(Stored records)
┄┄┄┄┄┄
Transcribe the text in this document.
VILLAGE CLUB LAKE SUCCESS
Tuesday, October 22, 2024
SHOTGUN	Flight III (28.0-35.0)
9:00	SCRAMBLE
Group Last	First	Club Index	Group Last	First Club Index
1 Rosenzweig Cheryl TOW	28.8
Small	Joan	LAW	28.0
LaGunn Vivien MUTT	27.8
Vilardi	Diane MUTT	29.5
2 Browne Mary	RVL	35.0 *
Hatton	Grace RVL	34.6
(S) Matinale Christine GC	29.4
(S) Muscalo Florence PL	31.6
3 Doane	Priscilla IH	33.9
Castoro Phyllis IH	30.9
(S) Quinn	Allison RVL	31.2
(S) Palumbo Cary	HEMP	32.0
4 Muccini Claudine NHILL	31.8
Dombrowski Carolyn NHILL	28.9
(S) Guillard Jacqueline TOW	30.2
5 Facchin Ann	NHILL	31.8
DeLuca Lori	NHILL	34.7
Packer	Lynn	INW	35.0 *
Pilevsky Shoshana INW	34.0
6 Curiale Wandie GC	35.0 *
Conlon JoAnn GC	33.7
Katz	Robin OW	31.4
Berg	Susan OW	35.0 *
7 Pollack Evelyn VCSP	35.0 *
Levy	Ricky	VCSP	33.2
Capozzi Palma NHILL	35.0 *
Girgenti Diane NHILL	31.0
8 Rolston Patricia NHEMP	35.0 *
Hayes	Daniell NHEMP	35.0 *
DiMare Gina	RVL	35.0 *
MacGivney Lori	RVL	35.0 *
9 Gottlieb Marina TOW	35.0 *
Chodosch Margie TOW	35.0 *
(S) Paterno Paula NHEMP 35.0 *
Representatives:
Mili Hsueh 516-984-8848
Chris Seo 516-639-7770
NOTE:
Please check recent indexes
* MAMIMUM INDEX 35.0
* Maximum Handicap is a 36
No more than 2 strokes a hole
┄┄┄┄┄┄
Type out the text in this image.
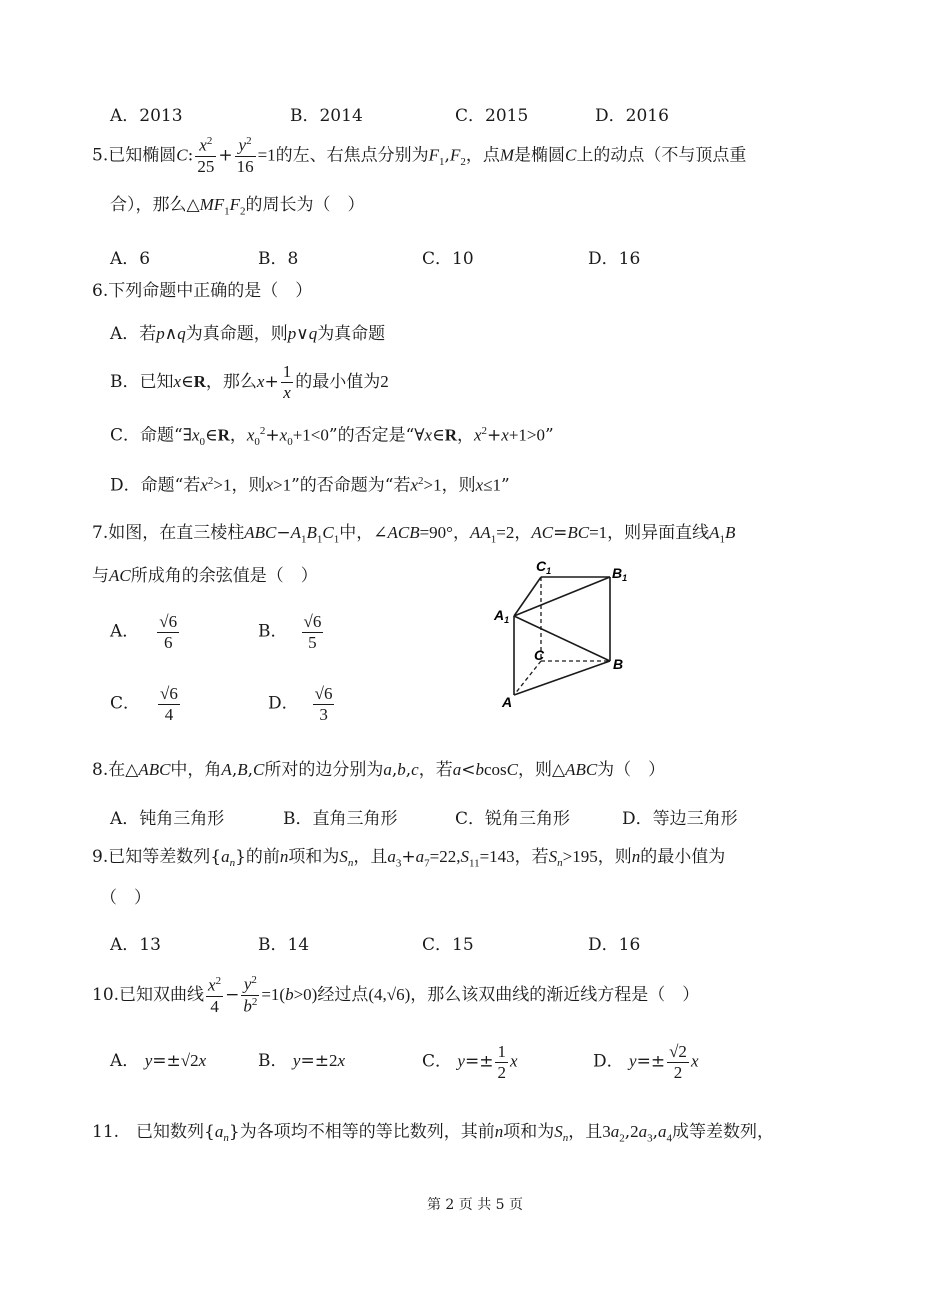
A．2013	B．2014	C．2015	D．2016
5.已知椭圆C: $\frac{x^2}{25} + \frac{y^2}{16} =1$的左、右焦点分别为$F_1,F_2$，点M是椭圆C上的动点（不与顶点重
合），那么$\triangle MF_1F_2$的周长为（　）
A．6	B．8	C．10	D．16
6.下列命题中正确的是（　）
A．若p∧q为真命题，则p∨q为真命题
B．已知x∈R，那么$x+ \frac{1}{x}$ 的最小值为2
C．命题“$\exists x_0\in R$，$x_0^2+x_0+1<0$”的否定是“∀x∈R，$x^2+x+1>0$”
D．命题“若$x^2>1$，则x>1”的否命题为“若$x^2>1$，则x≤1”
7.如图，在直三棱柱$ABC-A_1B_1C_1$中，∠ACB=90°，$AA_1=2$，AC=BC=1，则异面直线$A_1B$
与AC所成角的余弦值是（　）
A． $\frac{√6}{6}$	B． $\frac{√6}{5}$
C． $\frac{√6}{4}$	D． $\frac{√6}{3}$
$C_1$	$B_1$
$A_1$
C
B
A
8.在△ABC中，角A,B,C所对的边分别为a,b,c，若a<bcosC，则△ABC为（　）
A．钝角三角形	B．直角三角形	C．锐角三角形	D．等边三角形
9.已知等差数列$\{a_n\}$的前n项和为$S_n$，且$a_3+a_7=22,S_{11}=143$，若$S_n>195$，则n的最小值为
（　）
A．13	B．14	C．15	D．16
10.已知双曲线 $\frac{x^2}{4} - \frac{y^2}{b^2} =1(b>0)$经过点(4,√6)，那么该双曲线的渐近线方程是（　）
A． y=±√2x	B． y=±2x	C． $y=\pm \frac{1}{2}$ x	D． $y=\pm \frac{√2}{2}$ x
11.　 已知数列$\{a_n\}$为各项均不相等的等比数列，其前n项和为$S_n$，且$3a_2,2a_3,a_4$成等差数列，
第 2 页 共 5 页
┄┄┄┄┄┄
Go through the material line by line. Show each line that contains the string "text".

Transcribe the text in this document.
Type out the text in this image.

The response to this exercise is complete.